- _Your goal_: From the entries below, gather each line containing the word "following".

## start Records supplied

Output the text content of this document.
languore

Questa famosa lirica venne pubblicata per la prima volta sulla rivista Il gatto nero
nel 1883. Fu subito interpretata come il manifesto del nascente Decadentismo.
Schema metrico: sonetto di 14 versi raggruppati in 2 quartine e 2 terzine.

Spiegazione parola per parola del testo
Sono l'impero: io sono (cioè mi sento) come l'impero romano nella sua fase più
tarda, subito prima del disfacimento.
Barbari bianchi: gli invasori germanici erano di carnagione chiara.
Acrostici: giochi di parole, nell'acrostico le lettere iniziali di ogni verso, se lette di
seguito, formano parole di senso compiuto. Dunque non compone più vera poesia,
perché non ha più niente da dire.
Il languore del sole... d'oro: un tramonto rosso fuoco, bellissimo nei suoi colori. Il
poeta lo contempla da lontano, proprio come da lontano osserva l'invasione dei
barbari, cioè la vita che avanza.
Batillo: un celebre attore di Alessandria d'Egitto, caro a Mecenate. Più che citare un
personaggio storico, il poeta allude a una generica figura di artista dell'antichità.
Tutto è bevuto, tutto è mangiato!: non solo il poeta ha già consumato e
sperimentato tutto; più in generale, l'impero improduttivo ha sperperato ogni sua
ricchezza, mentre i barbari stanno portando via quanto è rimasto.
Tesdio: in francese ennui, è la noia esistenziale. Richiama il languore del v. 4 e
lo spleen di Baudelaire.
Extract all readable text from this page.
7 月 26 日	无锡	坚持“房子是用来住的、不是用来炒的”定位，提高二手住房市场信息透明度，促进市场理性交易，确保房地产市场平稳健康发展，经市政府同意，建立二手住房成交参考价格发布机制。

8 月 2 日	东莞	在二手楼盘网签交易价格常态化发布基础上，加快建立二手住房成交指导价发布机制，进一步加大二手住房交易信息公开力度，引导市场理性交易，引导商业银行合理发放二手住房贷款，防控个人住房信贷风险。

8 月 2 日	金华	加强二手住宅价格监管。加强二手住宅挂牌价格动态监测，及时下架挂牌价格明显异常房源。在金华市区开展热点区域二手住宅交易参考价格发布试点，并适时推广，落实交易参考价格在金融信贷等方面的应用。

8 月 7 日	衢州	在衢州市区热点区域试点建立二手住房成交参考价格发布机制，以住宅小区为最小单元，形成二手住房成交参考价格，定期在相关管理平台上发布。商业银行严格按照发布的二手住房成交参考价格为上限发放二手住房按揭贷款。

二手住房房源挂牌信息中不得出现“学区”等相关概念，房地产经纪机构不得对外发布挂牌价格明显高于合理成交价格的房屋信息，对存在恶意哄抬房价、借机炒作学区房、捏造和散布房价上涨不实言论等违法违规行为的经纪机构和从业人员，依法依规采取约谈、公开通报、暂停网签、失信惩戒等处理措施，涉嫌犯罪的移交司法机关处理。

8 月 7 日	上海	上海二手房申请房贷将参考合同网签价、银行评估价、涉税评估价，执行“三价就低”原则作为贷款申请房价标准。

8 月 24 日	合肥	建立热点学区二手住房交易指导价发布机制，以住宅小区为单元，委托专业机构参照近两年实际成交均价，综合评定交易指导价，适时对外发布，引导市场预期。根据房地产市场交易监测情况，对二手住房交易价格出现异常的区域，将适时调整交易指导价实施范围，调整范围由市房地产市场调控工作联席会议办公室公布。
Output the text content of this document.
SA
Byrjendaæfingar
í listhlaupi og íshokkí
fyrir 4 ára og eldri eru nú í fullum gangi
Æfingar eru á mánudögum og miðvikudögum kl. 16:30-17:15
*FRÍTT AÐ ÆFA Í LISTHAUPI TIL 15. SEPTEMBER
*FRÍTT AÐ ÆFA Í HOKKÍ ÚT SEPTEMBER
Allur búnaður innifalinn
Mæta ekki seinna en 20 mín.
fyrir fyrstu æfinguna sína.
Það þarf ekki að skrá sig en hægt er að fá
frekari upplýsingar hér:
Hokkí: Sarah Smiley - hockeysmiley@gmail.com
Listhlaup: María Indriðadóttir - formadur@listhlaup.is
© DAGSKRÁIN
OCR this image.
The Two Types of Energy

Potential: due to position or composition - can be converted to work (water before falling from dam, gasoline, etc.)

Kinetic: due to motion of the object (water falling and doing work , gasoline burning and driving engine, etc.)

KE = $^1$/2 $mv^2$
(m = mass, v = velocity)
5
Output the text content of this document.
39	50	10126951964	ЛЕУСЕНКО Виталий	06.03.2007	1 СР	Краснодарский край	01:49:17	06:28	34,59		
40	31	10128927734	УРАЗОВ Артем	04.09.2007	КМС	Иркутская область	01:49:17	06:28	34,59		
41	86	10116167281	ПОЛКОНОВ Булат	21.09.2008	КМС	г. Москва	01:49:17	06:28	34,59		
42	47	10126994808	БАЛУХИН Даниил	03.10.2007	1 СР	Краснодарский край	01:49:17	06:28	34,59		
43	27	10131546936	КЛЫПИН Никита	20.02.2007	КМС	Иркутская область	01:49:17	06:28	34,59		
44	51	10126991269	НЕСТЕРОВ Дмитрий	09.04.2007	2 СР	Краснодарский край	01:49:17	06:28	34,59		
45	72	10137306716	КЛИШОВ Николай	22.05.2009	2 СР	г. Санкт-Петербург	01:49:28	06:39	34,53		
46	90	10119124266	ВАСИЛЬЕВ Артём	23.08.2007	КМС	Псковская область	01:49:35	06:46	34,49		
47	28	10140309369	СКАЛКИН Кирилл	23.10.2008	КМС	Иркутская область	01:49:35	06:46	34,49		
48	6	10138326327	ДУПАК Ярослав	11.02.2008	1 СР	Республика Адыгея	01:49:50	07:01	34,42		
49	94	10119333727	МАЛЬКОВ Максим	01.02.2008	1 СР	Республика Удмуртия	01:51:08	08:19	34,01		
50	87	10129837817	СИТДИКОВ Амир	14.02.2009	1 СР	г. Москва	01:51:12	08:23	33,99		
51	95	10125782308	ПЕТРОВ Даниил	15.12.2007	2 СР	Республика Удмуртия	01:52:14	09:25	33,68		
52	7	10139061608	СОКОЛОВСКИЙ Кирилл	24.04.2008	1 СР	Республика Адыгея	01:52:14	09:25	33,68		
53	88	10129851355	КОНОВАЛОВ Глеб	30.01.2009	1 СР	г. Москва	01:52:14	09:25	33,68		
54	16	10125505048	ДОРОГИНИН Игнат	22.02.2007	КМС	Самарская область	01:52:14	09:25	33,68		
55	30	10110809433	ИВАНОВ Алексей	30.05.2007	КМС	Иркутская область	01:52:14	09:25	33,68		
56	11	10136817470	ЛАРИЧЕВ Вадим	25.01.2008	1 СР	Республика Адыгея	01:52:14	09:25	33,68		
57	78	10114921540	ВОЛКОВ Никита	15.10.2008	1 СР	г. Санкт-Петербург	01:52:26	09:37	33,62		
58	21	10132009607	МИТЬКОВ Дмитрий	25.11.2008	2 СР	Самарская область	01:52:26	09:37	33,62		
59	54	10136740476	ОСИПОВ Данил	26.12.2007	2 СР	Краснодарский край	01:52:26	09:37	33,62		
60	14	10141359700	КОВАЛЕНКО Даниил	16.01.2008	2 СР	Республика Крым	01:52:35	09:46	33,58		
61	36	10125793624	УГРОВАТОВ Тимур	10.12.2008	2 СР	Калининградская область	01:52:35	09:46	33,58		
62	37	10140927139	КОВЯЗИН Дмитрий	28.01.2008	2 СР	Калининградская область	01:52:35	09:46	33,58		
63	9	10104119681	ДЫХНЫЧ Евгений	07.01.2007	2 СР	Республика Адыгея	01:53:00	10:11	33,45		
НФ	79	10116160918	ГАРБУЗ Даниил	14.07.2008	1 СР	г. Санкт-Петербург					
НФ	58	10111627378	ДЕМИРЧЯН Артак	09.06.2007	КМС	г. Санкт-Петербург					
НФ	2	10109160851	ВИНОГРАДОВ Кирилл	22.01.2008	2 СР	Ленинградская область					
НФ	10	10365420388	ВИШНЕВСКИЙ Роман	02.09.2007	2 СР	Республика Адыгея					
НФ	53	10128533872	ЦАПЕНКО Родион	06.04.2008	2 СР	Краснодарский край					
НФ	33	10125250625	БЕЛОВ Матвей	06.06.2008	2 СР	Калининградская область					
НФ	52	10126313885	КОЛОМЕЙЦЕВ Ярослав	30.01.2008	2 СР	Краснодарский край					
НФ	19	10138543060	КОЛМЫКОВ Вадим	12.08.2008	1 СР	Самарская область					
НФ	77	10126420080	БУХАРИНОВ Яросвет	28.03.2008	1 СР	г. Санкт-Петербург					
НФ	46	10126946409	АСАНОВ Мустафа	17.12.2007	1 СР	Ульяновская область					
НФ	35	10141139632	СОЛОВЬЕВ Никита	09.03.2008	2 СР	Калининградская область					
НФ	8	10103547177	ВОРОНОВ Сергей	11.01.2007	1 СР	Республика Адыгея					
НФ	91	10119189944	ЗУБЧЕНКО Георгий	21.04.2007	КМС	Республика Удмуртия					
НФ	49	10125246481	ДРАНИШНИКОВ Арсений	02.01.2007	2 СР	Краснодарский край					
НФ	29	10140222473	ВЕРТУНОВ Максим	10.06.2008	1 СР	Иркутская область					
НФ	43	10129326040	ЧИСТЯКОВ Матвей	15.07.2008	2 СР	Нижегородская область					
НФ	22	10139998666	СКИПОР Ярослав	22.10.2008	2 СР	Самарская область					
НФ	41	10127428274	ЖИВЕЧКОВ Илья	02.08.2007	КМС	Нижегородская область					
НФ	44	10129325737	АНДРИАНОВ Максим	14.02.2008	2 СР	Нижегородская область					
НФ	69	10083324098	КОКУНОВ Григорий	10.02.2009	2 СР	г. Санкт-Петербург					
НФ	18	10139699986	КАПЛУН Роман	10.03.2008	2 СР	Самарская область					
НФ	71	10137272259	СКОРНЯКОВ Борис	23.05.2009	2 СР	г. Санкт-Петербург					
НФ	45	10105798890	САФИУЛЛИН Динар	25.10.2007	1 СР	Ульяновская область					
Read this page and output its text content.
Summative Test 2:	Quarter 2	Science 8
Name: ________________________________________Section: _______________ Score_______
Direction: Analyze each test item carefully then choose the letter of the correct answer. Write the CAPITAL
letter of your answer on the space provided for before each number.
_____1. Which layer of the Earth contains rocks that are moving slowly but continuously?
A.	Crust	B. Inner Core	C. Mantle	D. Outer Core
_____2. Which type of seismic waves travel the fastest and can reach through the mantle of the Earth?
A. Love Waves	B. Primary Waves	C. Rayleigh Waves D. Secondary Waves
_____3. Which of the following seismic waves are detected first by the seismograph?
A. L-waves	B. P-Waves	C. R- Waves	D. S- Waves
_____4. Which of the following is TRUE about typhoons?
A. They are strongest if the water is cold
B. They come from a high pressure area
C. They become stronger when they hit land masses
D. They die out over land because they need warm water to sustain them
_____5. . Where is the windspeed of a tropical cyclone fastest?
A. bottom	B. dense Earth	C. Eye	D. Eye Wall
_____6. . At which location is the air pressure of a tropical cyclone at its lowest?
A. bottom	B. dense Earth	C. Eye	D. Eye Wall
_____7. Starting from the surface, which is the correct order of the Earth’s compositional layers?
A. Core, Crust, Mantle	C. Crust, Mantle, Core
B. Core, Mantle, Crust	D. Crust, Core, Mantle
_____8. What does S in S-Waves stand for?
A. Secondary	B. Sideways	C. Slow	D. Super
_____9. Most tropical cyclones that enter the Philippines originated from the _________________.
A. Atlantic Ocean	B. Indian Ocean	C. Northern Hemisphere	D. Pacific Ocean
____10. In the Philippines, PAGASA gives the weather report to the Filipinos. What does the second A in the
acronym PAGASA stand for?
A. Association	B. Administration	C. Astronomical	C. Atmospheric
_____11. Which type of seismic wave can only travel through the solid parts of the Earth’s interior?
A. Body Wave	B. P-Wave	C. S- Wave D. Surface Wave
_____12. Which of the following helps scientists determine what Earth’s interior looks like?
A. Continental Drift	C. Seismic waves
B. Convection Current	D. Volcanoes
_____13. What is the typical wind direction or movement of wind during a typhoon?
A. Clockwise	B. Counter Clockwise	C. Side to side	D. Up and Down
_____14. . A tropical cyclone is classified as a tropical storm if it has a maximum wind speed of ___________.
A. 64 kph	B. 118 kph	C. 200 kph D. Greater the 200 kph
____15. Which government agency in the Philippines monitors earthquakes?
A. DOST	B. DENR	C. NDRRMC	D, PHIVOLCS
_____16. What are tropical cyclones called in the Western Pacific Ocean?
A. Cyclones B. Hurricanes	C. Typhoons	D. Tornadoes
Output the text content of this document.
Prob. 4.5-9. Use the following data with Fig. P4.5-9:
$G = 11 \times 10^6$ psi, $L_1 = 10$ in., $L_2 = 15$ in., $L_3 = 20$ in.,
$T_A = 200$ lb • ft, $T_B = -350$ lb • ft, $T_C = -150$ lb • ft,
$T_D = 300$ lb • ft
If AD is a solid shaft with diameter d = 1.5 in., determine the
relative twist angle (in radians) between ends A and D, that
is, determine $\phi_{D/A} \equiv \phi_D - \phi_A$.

## end Records supplied

- _Exercise output_:
_____3. Which of the following seismic waves are detected first by the seismograph?
_____4. Which of the following is TRUE about typhoons?
_____12. Which of the following helps scientists determine what Earth’s interior looks like?
Prob. 4.5-9. Use the following data with Fig. P4.5-9:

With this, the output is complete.